- [WORK INSTRUCTIONS]:
Copy every line in which the string "cancel" occurs.

......

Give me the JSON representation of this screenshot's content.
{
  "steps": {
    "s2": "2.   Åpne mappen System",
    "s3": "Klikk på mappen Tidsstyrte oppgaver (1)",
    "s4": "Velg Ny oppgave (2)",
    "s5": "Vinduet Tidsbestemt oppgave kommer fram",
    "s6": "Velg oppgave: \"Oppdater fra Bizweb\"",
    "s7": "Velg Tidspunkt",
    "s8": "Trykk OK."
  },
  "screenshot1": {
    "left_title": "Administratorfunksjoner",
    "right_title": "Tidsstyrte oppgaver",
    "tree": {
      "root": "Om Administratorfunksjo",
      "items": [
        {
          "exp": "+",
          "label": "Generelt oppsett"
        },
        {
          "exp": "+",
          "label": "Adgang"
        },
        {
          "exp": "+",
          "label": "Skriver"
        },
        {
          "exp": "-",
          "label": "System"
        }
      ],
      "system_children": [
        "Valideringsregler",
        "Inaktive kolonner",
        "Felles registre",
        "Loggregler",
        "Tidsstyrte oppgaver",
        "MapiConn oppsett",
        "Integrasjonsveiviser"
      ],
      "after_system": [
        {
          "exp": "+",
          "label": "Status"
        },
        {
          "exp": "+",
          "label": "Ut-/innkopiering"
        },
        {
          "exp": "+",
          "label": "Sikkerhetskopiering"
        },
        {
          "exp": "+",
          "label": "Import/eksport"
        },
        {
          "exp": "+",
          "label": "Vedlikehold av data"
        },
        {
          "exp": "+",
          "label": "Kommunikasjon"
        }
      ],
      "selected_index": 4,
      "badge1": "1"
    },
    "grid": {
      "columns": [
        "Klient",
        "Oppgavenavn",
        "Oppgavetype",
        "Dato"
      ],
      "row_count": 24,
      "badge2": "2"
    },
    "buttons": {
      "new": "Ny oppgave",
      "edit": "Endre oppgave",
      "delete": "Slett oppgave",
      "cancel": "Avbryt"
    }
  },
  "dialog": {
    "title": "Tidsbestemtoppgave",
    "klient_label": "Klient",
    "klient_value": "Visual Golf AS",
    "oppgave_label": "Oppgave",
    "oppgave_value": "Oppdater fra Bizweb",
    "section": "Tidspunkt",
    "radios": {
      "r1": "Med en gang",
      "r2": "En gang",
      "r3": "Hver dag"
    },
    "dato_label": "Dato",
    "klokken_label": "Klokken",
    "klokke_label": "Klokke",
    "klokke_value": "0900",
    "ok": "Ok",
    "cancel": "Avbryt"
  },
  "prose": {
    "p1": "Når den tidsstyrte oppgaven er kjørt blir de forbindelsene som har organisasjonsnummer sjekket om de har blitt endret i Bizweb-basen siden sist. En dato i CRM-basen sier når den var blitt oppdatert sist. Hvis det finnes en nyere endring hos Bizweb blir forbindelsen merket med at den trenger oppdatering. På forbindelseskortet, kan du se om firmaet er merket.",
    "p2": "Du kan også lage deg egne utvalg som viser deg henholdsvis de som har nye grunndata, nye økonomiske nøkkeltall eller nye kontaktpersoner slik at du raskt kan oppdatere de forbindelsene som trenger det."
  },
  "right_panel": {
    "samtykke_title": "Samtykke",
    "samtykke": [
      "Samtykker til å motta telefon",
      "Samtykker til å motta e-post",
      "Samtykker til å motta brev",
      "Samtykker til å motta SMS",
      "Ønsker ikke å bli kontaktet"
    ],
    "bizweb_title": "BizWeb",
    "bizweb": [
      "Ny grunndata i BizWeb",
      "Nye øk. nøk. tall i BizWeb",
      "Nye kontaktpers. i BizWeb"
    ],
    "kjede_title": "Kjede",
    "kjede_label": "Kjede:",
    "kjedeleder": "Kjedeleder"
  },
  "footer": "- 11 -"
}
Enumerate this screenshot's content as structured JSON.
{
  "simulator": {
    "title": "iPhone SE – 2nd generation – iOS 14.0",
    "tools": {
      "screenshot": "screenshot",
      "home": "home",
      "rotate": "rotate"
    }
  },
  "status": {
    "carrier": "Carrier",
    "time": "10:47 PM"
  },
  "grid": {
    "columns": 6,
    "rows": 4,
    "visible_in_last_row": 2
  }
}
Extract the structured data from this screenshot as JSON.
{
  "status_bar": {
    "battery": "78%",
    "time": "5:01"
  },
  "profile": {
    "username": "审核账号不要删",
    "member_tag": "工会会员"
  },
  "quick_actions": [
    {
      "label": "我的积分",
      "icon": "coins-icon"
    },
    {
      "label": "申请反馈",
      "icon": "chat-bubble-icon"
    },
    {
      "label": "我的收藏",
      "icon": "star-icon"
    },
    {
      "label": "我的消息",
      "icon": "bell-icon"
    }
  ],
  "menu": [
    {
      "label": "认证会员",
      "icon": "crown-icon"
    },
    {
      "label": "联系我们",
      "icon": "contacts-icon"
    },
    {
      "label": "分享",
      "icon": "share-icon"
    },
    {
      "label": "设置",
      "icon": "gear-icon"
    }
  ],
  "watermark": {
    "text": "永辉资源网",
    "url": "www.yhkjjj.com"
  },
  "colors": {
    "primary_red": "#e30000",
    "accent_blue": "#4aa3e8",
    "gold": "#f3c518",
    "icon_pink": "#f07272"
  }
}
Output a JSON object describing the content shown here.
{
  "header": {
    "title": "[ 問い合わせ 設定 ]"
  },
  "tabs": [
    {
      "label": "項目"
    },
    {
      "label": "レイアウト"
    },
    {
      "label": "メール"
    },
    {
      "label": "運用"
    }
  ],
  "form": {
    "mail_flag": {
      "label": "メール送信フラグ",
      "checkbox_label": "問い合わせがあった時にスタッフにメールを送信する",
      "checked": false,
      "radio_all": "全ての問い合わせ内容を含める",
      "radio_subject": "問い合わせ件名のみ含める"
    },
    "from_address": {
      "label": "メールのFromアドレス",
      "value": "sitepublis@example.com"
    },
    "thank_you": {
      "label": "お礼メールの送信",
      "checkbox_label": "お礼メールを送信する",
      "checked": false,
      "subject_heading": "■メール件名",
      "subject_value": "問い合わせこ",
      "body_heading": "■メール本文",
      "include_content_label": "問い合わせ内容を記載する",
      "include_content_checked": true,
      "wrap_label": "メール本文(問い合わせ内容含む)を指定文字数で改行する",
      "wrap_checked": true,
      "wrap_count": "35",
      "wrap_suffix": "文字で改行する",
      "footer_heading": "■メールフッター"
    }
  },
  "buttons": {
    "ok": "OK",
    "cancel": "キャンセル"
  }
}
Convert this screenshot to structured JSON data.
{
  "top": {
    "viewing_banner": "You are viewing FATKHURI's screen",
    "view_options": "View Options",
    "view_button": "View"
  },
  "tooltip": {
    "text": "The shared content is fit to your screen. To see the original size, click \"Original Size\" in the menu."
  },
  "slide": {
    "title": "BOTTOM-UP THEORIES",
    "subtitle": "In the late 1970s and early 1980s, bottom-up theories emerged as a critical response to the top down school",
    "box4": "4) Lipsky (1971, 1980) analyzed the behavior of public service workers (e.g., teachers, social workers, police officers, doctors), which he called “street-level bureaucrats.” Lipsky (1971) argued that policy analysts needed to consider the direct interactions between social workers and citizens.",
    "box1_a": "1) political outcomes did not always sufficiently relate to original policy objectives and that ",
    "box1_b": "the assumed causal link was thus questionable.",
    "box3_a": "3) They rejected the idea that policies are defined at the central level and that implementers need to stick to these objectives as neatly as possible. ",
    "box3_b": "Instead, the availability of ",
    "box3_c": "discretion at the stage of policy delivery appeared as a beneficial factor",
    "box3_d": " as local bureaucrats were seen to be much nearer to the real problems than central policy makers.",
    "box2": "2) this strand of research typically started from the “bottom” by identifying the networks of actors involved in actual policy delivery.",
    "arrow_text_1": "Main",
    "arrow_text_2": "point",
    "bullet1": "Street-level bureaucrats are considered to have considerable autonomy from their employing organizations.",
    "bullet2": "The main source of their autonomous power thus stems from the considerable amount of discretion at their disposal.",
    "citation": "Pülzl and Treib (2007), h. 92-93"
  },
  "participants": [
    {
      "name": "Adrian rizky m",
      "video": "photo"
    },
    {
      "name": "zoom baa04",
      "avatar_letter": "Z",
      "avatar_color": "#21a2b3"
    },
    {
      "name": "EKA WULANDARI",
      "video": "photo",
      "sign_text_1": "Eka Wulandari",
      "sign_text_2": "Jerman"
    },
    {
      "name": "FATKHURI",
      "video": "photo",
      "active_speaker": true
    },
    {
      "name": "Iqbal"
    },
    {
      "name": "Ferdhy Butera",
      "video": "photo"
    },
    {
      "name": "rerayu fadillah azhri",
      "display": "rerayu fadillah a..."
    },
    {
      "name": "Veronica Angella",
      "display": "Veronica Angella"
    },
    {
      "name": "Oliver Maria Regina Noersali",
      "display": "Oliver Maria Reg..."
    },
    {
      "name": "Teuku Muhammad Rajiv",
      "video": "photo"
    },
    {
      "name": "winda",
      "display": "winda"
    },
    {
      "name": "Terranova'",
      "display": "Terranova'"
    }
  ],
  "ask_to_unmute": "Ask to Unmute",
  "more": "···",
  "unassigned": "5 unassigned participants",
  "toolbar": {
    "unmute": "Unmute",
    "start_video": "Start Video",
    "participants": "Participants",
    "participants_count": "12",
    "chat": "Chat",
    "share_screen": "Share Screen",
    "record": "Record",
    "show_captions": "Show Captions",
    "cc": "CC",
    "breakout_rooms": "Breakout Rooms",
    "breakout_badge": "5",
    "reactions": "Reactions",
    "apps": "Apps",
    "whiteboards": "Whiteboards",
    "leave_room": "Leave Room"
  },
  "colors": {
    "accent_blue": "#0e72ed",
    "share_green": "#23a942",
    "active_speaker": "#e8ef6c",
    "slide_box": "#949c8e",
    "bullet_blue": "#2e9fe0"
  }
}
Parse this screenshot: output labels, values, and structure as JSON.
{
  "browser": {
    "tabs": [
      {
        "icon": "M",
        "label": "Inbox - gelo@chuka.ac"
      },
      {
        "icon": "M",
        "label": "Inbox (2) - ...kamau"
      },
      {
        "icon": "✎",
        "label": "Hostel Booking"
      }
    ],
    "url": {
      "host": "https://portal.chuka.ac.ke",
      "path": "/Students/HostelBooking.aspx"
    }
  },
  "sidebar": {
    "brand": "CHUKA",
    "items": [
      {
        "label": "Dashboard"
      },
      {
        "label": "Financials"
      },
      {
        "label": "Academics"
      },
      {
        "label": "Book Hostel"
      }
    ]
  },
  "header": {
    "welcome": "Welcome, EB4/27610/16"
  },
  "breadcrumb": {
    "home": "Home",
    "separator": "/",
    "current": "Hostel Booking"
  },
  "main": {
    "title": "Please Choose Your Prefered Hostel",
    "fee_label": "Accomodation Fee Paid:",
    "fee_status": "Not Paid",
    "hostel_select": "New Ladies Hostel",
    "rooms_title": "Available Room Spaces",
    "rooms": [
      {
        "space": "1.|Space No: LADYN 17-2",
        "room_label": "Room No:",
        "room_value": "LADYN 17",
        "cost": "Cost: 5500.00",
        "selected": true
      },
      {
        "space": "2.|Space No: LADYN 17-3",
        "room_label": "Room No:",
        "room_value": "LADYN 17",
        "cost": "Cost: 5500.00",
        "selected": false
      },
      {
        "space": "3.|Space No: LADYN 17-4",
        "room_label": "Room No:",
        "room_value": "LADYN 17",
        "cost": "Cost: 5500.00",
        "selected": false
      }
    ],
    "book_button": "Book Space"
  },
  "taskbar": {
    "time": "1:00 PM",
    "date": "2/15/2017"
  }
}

......

- [COMPLETED TASK]:
      "cancel": "Avbryt"
    "cancel": "Avbryt"
    "cancel": "キャンセル"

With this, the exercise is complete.